Exercise brief — Exclude the pictures, then copy all remaining records exactly.
BEGIN Entries shown
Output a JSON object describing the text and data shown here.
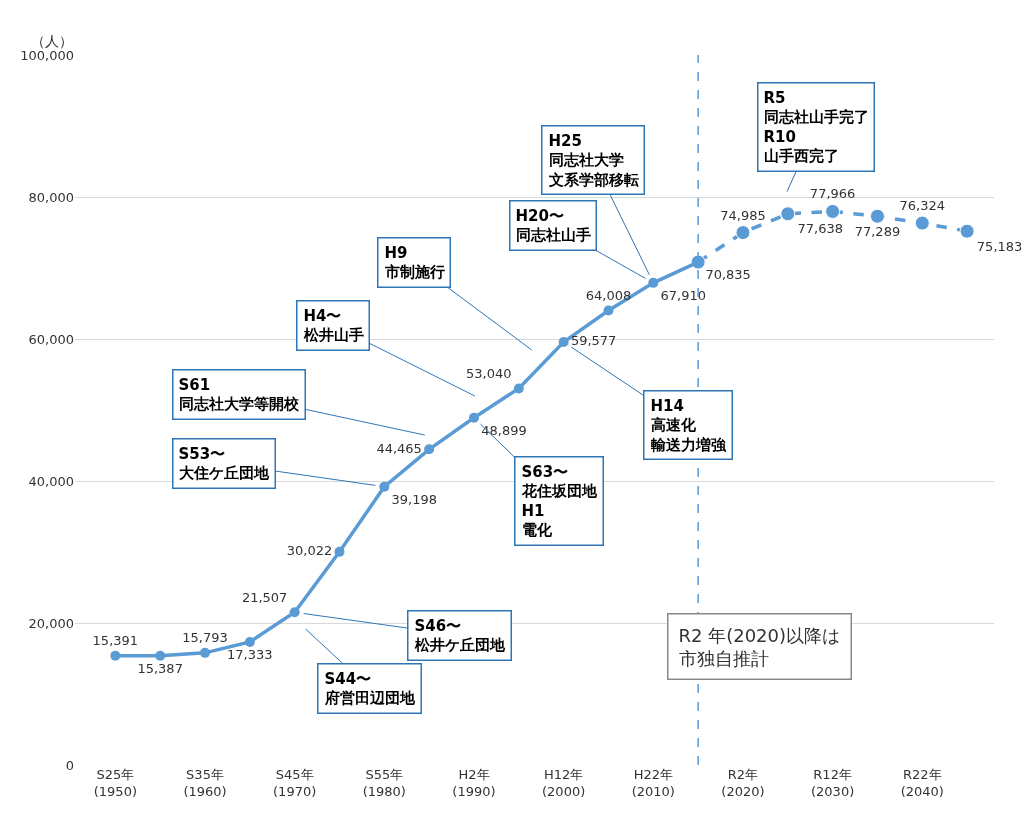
{
  "chart_data": {
    "type": "line",
    "ylabel": "（人）",
    "categories": [
      "S25年\n(1950)",
      null,
      "S35年\n(1960)",
      null,
      "S45年\n(1970)",
      null,
      "S55年\n(1980)",
      null,
      "H2年\n(1990)",
      null,
      "H12年\n(2000)",
      null,
      "H22年\n(2010)",
      null,
      "R2年\n(2020)",
      null,
      "R12年\n(2030)",
      null,
      "R22年\n(2040)",
      null
    ],
    "series": [
      {
        "color": "#5b9bd5",
        "line_style": "solid",
        "marker": "circle",
        "values": [
          15391,
          15387,
          15793,
          17333,
          21507,
          30022,
          39198,
          44465,
          48899,
          53040,
          59577,
          64008,
          67910,
          70835,
          null,
          null,
          null,
          null,
          null,
          null
        ],
        "value_labels": [
          "15,391",
          "15,387",
          "15,793",
          "17,333",
          "21,507",
          "30,022",
          "39,198",
          "44,465",
          "48,899",
          "53,040",
          "59,577",
          "64,008",
          "67,910",
          "70,835",
          null,
          null,
          null,
          null,
          null,
          null
        ]
      },
      {
        "color": "#5b9bd5",
        "line_style": "dashed",
        "marker": "circle",
        "values": [
          null,
          null,
          null,
          null,
          null,
          null,
          null,
          null,
          null,
          null,
          null,
          null,
          null,
          70835,
          74985,
          77638,
          77966,
          77289,
          76324,
          75183
        ],
        "value_labels": [
          null,
          null,
          null,
          null,
          null,
          null,
          null,
          null,
          null,
          null,
          null,
          null,
          null,
          null,
          "74,985",
          "77,638",
          "77,966",
          "77,289",
          "76,324",
          "75,183"
        ]
      }
    ],
    "ylim": [
      0,
      100000
    ],
    "yticks": [
      0,
      {
        "value": 20000,
        "label": "20,000"
      },
      {
        "value": 40000,
        "label": "40,000"
      },
      {
        "value": 60000,
        "label": "60,000"
      },
      {
        "value": 80000,
        "label": "80,000"
      },
      {
        "value": 100000,
        "label": "100,000"
      }
    ],
    "grid": "y",
    "ref_lines": [
      {
        "axis": "x",
        "color": "#5b9bd5",
        "line_style": "dashed"
      }
    ],
    "annotations": [
      "S44〜府営田辺団地",
      {
        "text": "S46〜松井ケ丘団地",
        "x": "S45年\n(1970)",
        "y": 21507
      },
      {
        "text": "S53〜大住ケ丘団地",
        "x": "S55年\n(1980)",
        "y": 39198
      },
      "S61同志社大学等開校",
      {
        "text": "S63〜花住坂団地H1電化",
        "x": "H2年\n(1990)",
        "y": 48899
      },
      "H4〜松井山手",
      "H9市制施行",
      {
        "text": "H14高速化輸送力増強",
        "x": "H12年\n(2000)",
        "y": 59577
      },
      {
        "text": "H20〜同志社山手",
        "x": "H22年\n(2010)",
        "y": 67910
      },
      {
        "text": "H25同志社大学文系学部移転",
        "x": "H22年\n(2010)",
        "y": 67910
      },
      "R5同志社山手完了R10山手西完了",
      "R2 年(2020)以降は市独自推計"
    ]
  }
}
END Entries shown
Solved exercise —
Output a JSON object describing the text and data shown here.
{
  "chart_data": {
    "type": "line",
    "ylabel": "（人）",
    "categories": [
      "S25年\n(1950)",
      null,
      "S35年\n(1960)",
      null,
      "S45年\n(1970)",
      null,
      "S55年\n(1980)",
      null,
      "H2年\n(1990)",
      null,
      "H12年\n(2000)",
      null,
      "H22年\n(2010)",
      null,
      "R2年\n(2020)",
      null,
      "R12年\n(2030)",
      null,
      "R22年\n(2040)",
      null
    ],
    "series": [
      {
        "color": "#5b9bd5",
        "line_style": "solid",
        "marker": "circle",
        "values": [
          15391,
          15387,
          15793,
          17333,
          21507,
          30022,
          39198,
          44465,
          48899,
          53040,
          59577,
          64008,
          67910,
          70835,
          null,
          null,
          null,
          null,
          null,
          null
        ],
        "value_labels": [
          "15,391",
          "15,387",
          "15,793",
          "17,333",
          "21,507",
          "30,022",
          "39,198",
          "44,465",
          "48,899",
          "53,040",
          "59,577",
          "64,008",
          "67,910",
          "70,835",
          null,
          null,
          null,
          null,
          null,
          null
        ]
      },
      {
        "color": "#5b9bd5",
        "line_style": "dashed",
        "marker": "circle",
        "values": [
          null,
          null,
          null,
          null,
          null,
          null,
          null,
          null,
          null,
          null,
          null,
          null,
          null,
          70835,
          74985,
          77638,
          77966,
          77289,
          76324,
          75183
        ],
        "value_labels": [
          null,
          null,
          null,
          null,
          null,
          null,
          null,
          null,
          null,
          null,
          null,
          null,
          null,
          null,
          "74,985",
          "77,638",
          "77,966",
          "77,289",
          "76,324",
          "75,183"
        ]
      }
    ],
    "ylim": [
      0,
      100000
    ],
    "yticks": [
      0,
      {
        "value": 20000,
        "label": "20,000"
      },
      {
        "value": 40000,
        "label": "40,000"
      },
      {
        "value": 60000,
        "label": "60,000"
      },
      {
        "value": 80000,
        "label": "80,000"
      },
      {
        "value": 100000,
        "label": "100,000"
      }
    ],
    "grid": "y",
    "ref_lines": [
      {
        "axis": "x",
        "color": "#5b9bd5",
        "line_style": "dashed"
      }
    ],
    "annotations": [
      "S44〜府営田辺団地",
      {
        "text": "S46〜松井ケ丘団地",
        "x": "S45年\n(1970)",
        "y": 21507
      },
      {
        "text": "S53〜大住ケ丘団地",
        "x": "S55年\n(1980)",
        "y": 39198
      },
      "S61同志社大学等開校",
      {
        "text": "S63〜花住坂団地H1電化",
        "x": "H2年\n(1990)",
        "y": 48899
      },
      "H4〜松井山手",
      "H9市制施行",
      {
        "text": "H14高速化輸送力増強",
        "x": "H12年\n(2000)",
        "y": 59577
      },
      {
        "text": "H20〜同志社山手",
        "x": "H22年\n(2010)",
        "y": 67910
      },
      {
        "text": "H25同志社大学文系学部移転",
        "x": "H22年\n(2010)",
        "y": 67910
      },
      "R5同志社山手完了R10山手西完了",
      "R2 年(2020)以降は市独自推計"
    ]
  }
}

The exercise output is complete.